Go through the material and pull out every line with the string "illis" in it.

┄┄┄┄┄┄

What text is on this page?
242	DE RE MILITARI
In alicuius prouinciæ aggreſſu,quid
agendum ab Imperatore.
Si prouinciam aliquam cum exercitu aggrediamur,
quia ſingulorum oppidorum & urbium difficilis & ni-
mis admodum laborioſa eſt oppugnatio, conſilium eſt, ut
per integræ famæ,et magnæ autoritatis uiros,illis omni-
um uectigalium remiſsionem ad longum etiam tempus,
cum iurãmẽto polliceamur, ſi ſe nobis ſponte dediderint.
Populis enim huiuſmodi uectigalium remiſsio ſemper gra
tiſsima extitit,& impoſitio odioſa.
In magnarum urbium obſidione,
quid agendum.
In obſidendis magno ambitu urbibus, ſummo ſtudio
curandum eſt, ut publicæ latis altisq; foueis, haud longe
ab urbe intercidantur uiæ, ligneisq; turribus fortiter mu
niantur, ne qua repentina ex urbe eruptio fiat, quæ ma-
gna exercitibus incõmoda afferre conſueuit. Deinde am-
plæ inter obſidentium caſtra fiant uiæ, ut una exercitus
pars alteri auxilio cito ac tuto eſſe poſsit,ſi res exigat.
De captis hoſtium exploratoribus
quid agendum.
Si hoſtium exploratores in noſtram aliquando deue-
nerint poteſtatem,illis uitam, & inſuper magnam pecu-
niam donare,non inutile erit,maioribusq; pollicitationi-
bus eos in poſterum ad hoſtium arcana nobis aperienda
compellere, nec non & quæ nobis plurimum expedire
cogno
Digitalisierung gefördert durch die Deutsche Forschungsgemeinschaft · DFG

┄┄┄┄┄┄

» **Task response**:
per integræ famæ,et magnæ autoritatis uiros,illis omni-
nerint poteſtatem,illis uitam, & inſuper magnam pecu-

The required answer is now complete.